◆ **GIVEN INSTRUCTION**:
Return all of the data exactly as written, without the pictures.

========

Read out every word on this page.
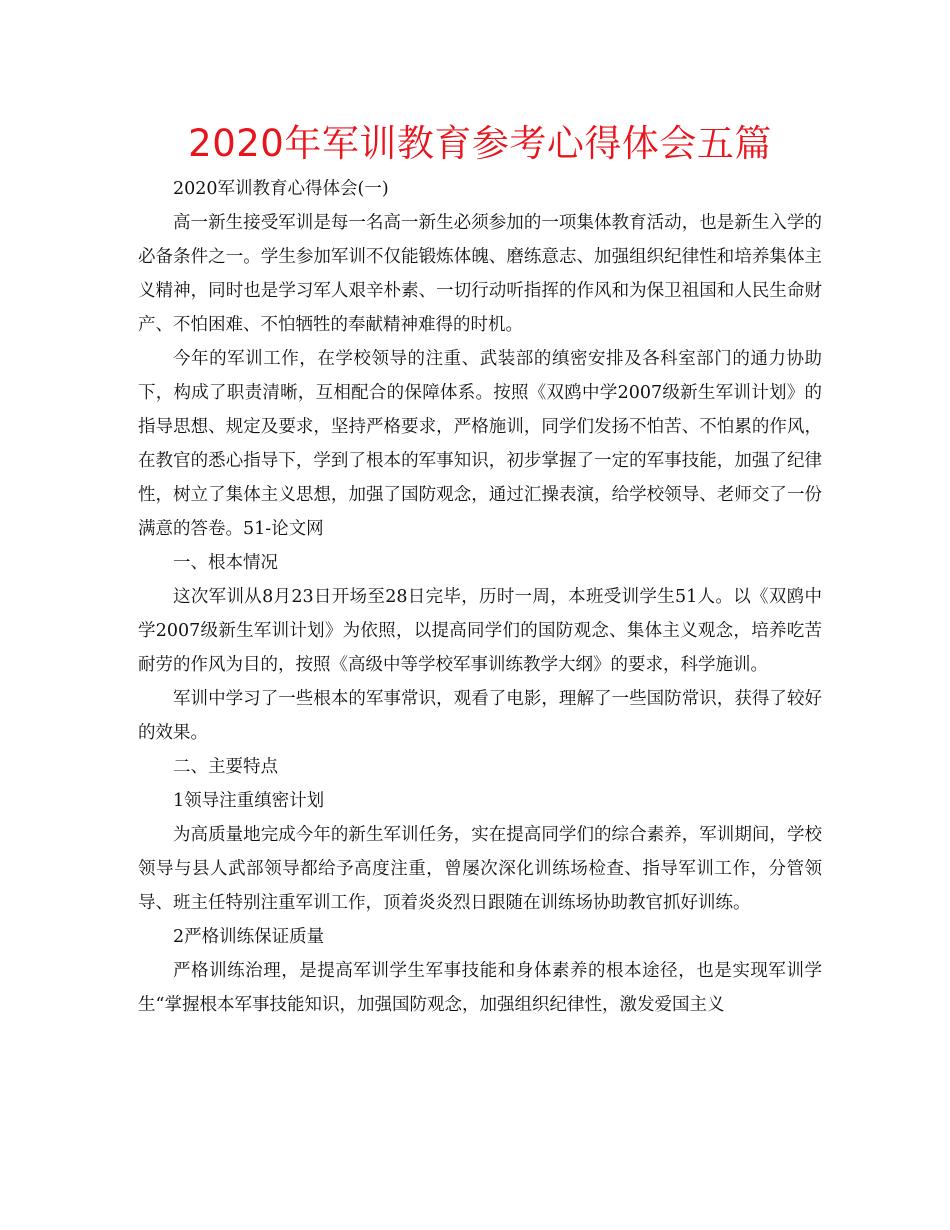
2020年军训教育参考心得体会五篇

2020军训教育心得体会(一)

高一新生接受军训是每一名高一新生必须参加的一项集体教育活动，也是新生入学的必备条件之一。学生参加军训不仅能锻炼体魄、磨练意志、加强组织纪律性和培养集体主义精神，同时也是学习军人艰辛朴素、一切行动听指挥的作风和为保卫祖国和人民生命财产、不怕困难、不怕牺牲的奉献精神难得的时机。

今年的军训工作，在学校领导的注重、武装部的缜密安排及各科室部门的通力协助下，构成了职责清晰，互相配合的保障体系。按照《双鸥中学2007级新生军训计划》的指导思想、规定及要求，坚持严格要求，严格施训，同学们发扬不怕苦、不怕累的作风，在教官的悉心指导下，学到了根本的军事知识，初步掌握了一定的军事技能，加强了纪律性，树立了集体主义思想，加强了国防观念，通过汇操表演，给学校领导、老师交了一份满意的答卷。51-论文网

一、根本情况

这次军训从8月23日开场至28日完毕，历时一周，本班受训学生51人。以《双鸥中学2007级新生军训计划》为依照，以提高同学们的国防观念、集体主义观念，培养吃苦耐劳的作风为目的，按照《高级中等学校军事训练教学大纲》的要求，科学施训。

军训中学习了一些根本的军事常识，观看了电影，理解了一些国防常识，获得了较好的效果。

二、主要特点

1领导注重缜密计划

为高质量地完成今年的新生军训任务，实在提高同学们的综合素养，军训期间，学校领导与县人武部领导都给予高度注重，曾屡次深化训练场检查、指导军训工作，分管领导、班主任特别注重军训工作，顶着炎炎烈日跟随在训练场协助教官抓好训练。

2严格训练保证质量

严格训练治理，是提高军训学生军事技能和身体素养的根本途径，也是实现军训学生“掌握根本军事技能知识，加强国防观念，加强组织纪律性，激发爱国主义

========

◆ **OUTPUT BELOW**:
Read out every word on this page.
2020年军训教育参考心得体会五篇

2020军训教育心得体会(一)

高一新生接受军训是每一名高一新生必须参加的一项集体教育活动，也是新生入学的必备条件之一。学生参加军训不仅能锻炼体魄、磨练意志、加强组织纪律性和培养集体主义精神，同时也是学习军人艰辛朴素、一切行动听指挥的作风和为保卫祖国和人民生命财产、不怕困难、不怕牺牲的奉献精神难得的时机。

今年的军训工作，在学校领导的注重、武装部的缜密安排及各科室部门的通力协助下，构成了职责清晰，互相配合的保障体系。按照《双鸥中学2007级新生军训计划》的指导思想、规定及要求，坚持严格要求，严格施训，同学们发扬不怕苦、不怕累的作风，在教官的悉心指导下，学到了根本的军事知识，初步掌握了一定的军事技能，加强了纪律性，树立了集体主义思想，加强了国防观念，通过汇操表演，给学校领导、老师交了一份满意的答卷。51-论文网

一、根本情况

这次军训从8月23日开场至28日完毕，历时一周，本班受训学生51人。以《双鸥中学2007级新生军训计划》为依照，以提高同学们的国防观念、集体主义观念，培养吃苦耐劳的作风为目的，按照《高级中等学校军事训练教学大纲》的要求，科学施训。

军训中学习了一些根本的军事常识，观看了电影，理解了一些国防常识，获得了较好的效果。

二、主要特点

1领导注重缜密计划

为高质量地完成今年的新生军训任务，实在提高同学们的综合素养，军训期间，学校领导与县人武部领导都给予高度注重，曾屡次深化训练场检查、指导军训工作，分管领导、班主任特别注重军训工作，顶着炎炎烈日跟随在训练场协助教官抓好训练。

2严格训练保证质量

严格训练治理，是提高军训学生军事技能和身体素养的根本途径，也是实现军训学生“掌握根本军事技能知识，加强国防观念，加强组织纪律性，激发爱国主义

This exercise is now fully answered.